* _Aim of the task_
Take every line where the string "heading" appears and copy it.
• • •
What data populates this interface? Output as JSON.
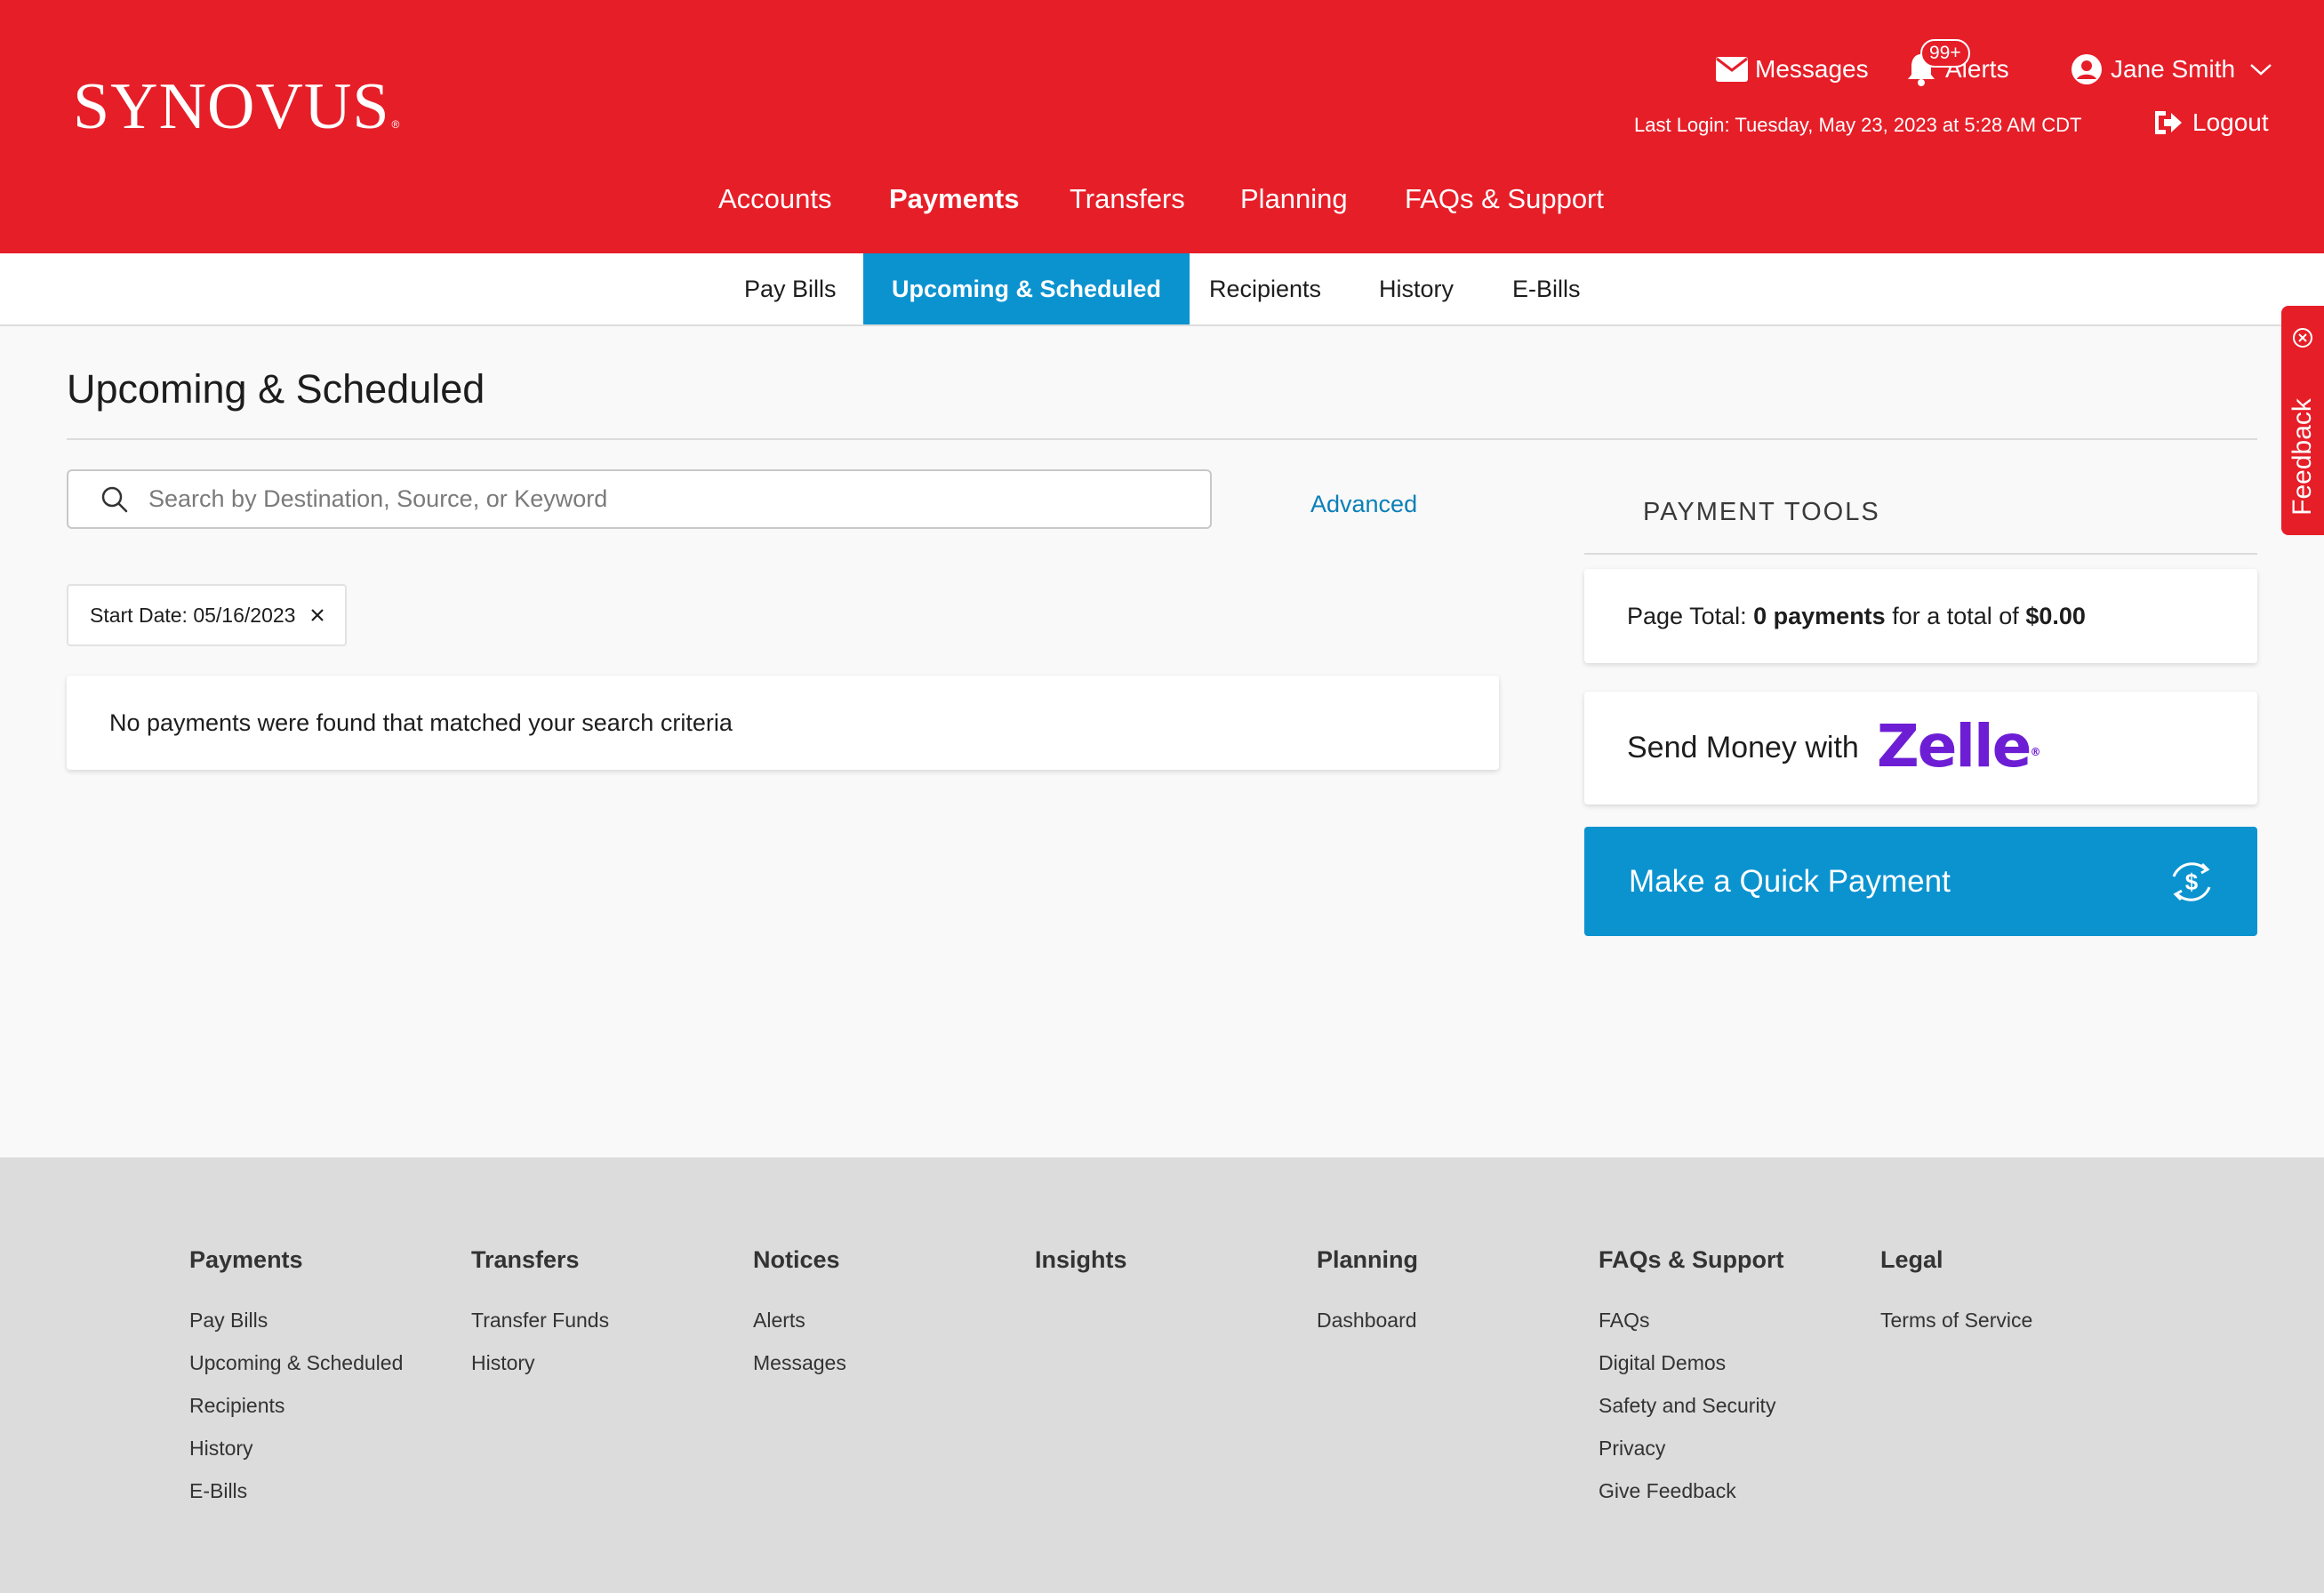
{
  "header": {
    "logo_text": "SYNOVUS",
    "logo_reg": "®",
    "messages_label": "Messages",
    "alerts_label": "Alerts",
    "alerts_badge": "99+",
    "user_name": "Jane Smith",
    "last_login": "Last Login: Tuesday, May 23, 2023 at 5:28 AM CDT",
    "logout_label": "Logout",
    "brand_color": "#e61e28"
  },
  "main_nav": {
    "items": [
      "Accounts",
      "Payments",
      "Transfers",
      "Planning",
      "FAQs & Support"
    ],
    "active": "Payments"
  },
  "sub_nav": {
    "tabs": [
      "Pay Bills",
      "Upcoming & Scheduled",
      "Recipients",
      "History",
      "E-Bills"
    ],
    "active": "Upcoming & Scheduled",
    "active_color": "#0b93d0"
  },
  "feedback": {
    "label": "Feedback"
  },
  "page": {
    "title": "Upcoming & Scheduled",
    "search_placeholder": "Search by Destination, Source, or Keyword",
    "search_value": "",
    "advanced_label": "Advanced",
    "filter_chip": "Start Date: 05/16/2023",
    "empty_message": "No payments were found that matched your search criteria"
  },
  "payment_tools": {
    "title": "PAYMENT TOOLS",
    "page_total_prefix": "Page Total:",
    "page_total_count": "0 payments",
    "page_total_mid": "for a total of",
    "page_total_amount": "$0.00",
    "send_money_label": "Send Money with",
    "zelle_logo": "Zelle",
    "zelle_reg": "®",
    "quick_payment_label": "Make a Quick Payment"
  },
  "footer": {
    "columns": [
      {
        "heading": "Payments",
        "links": [
          "Pay Bills",
          "Upcoming & Scheduled",
          "Recipients",
          "History",
          "E-Bills"
        ]
      },
      {
        "heading": "Transfers",
        "links": [
          "Transfer Funds",
          "History"
        ]
      },
      {
        "heading": "Notices",
        "links": [
          "Alerts",
          "Messages"
        ]
      },
      {
        "heading": "Insights",
        "links": []
      },
      {
        "heading": "Planning",
        "links": [
          "Dashboard"
        ]
      },
      {
        "heading": "FAQs & Support",
        "links": [
          "FAQs",
          "Digital Demos",
          "Safety and Security",
          "Privacy",
          "Give Feedback"
        ]
      },
      {
        "heading": "Legal",
        "links": [
          "Terms of Service"
        ]
      }
    ]
  },
  "icons": {
    "messages": "envelope-icon",
    "alerts": "bell-icon",
    "user": "user-circle-icon",
    "user_menu": "chevron-down-icon",
    "logout": "logout-icon",
    "search": "search-icon",
    "chip_remove": "close-icon",
    "feedback_close": "close-circle-icon",
    "quick_payment": "dollar-refresh-icon"
  }
}
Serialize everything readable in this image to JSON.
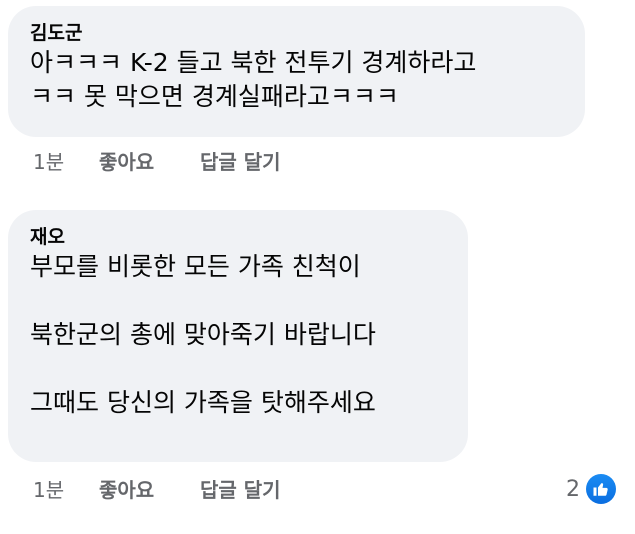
{
  "comments": [
    {
      "author": "김도군",
      "lines": [
        "아ㅋㅋㅋ K-2 들고 북한 전투기 경계하라고",
        "ㅋㅋ 못 막으면 경계실패라고ㅋㅋㅋ"
      ],
      "timestamp": "1분",
      "like_label": "좋아요",
      "reply_label": "답글 달기"
    },
    {
      "author": "재오",
      "lines": [
        "부모를 비롯한 모든 가족 친척이",
        "",
        "북한군의 총에 맞아죽기 바랍니다",
        "",
        "그때도 당신의 가족을 탓해주세요"
      ],
      "timestamp": "1분",
      "like_label": "좋아요",
      "reply_label": "답글 달기",
      "reaction_count": "2",
      "reaction_icon": "thumbs-up-icon",
      "reaction_color": "#1877f2"
    }
  ]
}
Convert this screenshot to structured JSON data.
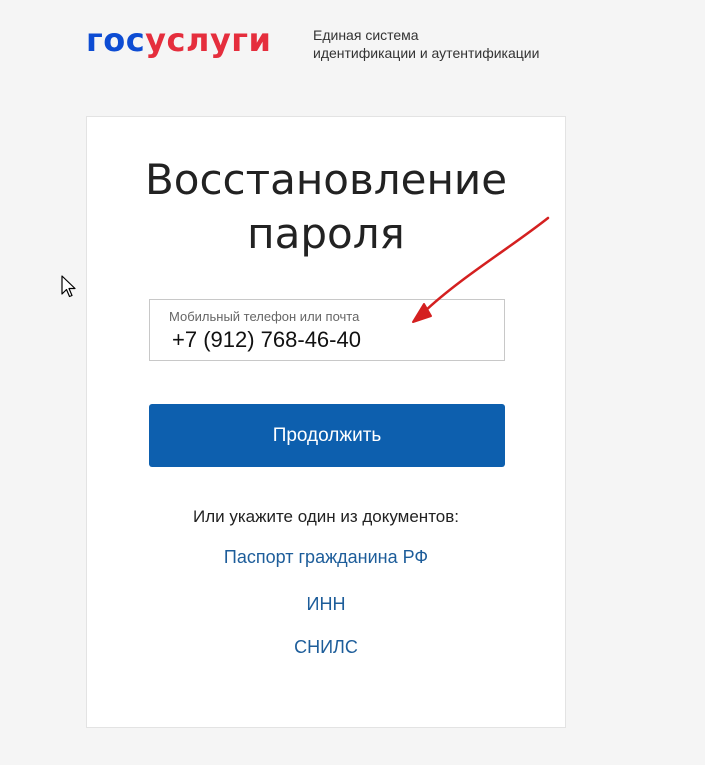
{
  "header": {
    "logo_gos": "гос",
    "logo_uslugi": "услуги",
    "tagline_line1": "Единая система",
    "tagline_line2": "идентификации и аутентификации"
  },
  "card": {
    "title_line1": "Восстановление",
    "title_line2": "пароля",
    "field": {
      "label": "Мобильный телефон или почта",
      "value": "+7 (912) 768-46-40"
    },
    "continue_label": "Продолжить",
    "docs_caption": "Или укажите один из документов:",
    "doc_links": [
      "Паспорт гражданина РФ",
      "ИНН",
      "СНИЛС"
    ]
  },
  "colors": {
    "brand_blue": "#0d4cd3",
    "brand_red": "#e52e3d",
    "button_blue": "#0d5fae",
    "link_blue": "#1d5d9a",
    "annotation_arrow": "#d42020"
  }
}
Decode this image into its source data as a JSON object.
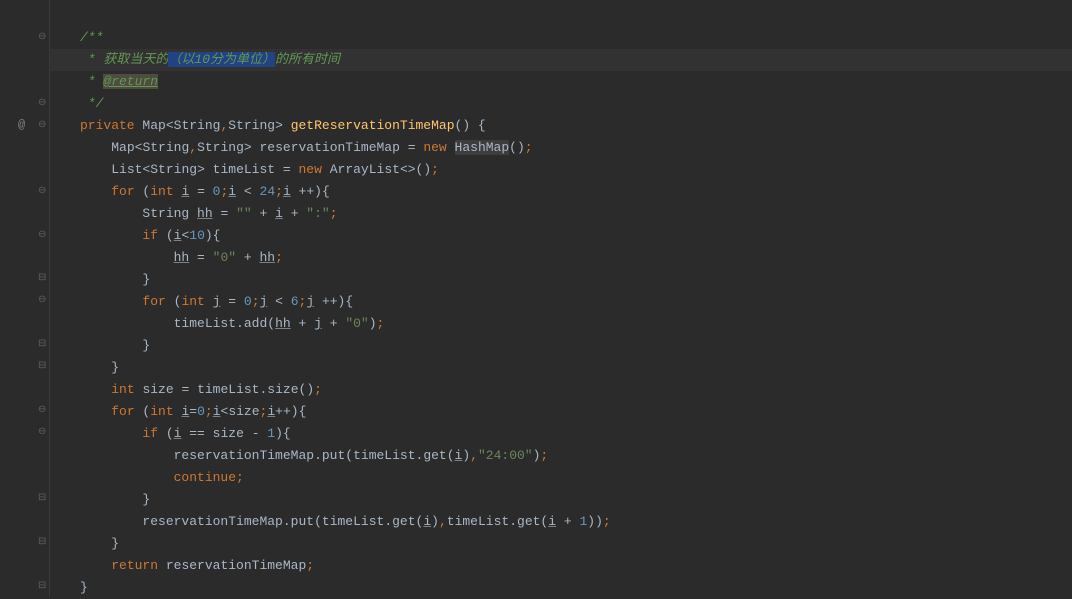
{
  "code": {
    "line1": "/**",
    "line2_pre": " * 获取当天的",
    "line2_sel": "（以10分为单位）",
    "line2_post": "的所有时间",
    "line3_pre": " * ",
    "line3_tag": "@return",
    "line4": " */",
    "kw_private": "private",
    "type_map": "Map",
    "type_string": "String",
    "method_name": "getReservationTimeMap",
    "var_map": "reservationTimeMap",
    "kw_new": "new",
    "type_hashmap": "HashMap",
    "type_list": "List",
    "var_timelist": "timeList",
    "type_arraylist": "ArrayList",
    "kw_for": "for",
    "kw_int": "int",
    "var_i": "i",
    "var_j": "j",
    "var_hh": "hh",
    "num_0": "0",
    "num_1": "1",
    "num_6": "6",
    "num_10": "10",
    "num_24": "24",
    "str_empty": "\"\"",
    "str_colon": "\":\"",
    "str_zero": "\"0\"",
    "str_2400": "\"24:00\"",
    "kw_if": "if",
    "kw_continue": "continue",
    "kw_return": "return",
    "var_size": "size",
    "method_add": "add",
    "method_size": "size",
    "method_put": "put",
    "method_get": "get"
  },
  "gutter": {
    "at_symbol": "@"
  }
}
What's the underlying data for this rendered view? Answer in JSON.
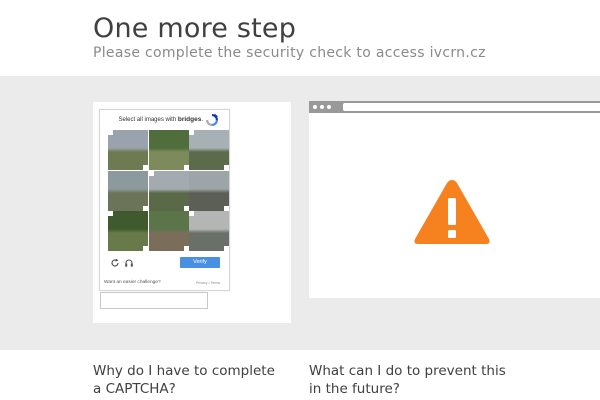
{
  "header": {
    "title": "One more step",
    "subtitle": "Please complete the security check to access ivcrn.cz"
  },
  "captcha": {
    "prompt_prefix": "Select all images with",
    "prompt_target": "bridges",
    "verify_label": "Verify",
    "easier_label": "Want an easier challenge?",
    "privacy_label": "Privacy • Terms",
    "response_value": "",
    "tiles": [
      {
        "top": "#9aa3ad",
        "bottom": "#6d7a52"
      },
      {
        "top": "#4f6e3c",
        "bottom": "#7c8a5c"
      },
      {
        "top": "#a7b0b4",
        "bottom": "#5d6b4d"
      },
      {
        "top": "#8c9a9e",
        "bottom": "#6b7458"
      },
      {
        "top": "#a3aab0",
        "bottom": "#5a6948"
      },
      {
        "top": "#9ea5a8",
        "bottom": "#5c5f55"
      },
      {
        "top": "#3e5a2e",
        "bottom": "#697a4a"
      },
      {
        "top": "#5c7449",
        "bottom": "#7a6e5a"
      },
      {
        "top": "#b3b6b4",
        "bottom": "#6b6f6a"
      }
    ]
  },
  "colors": {
    "warning": "#f6821f",
    "band": "#ebebeb",
    "verify": "#4a90e2"
  },
  "faq": {
    "q1": "Why do I have to complete a CAPTCHA?",
    "q2": "What can I do to prevent this in the future?"
  }
}
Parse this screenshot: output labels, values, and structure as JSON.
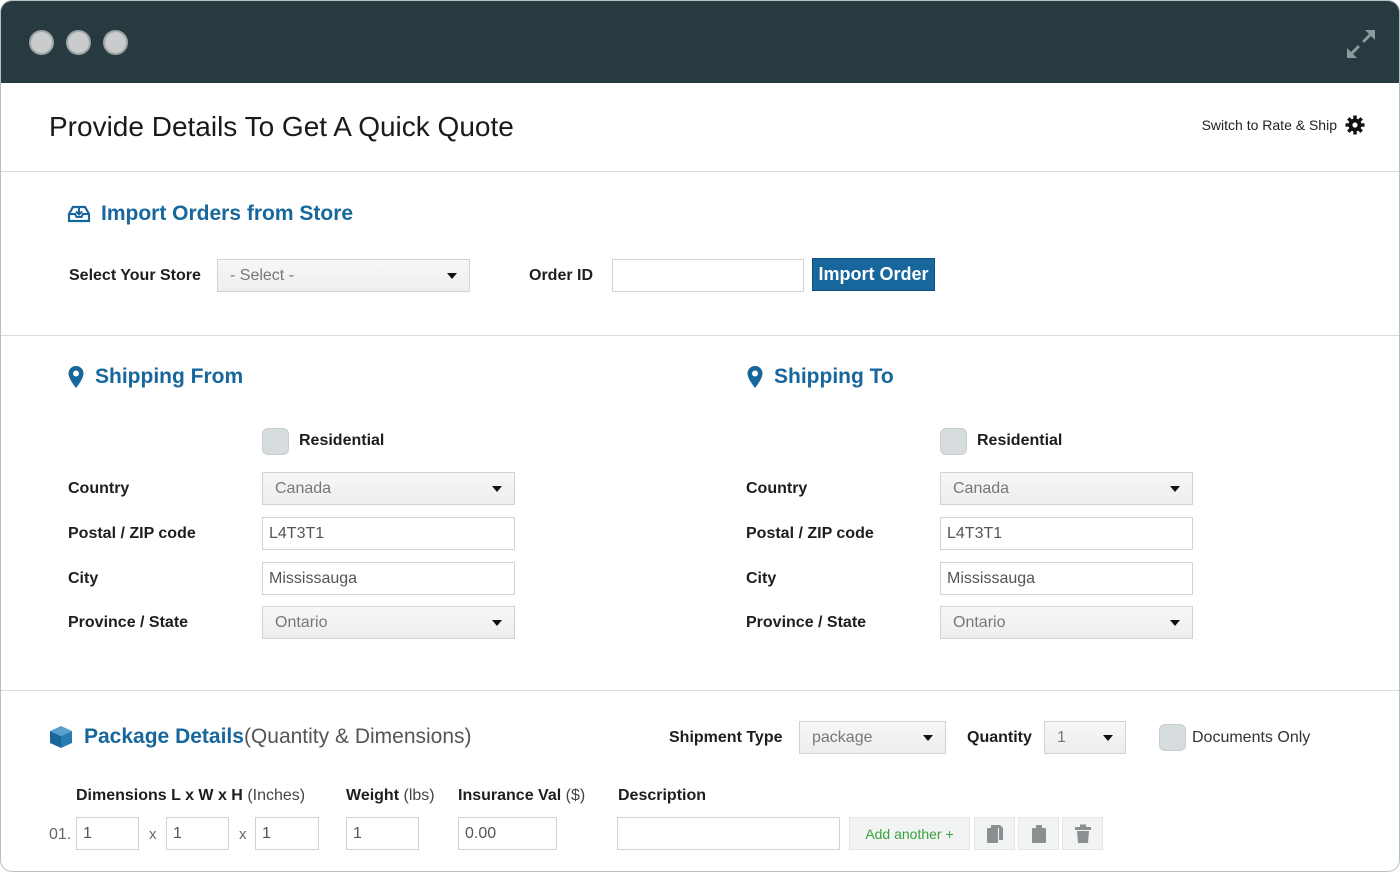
• • •
* _Expected answer_
        "heading": "Payments",
        "heading": "Transfers",
        "heading": "Notices",
        "heading": "Insights",
        "heading": "Planning",
        "heading": "FAQs & Support",
        "heading": "Legal",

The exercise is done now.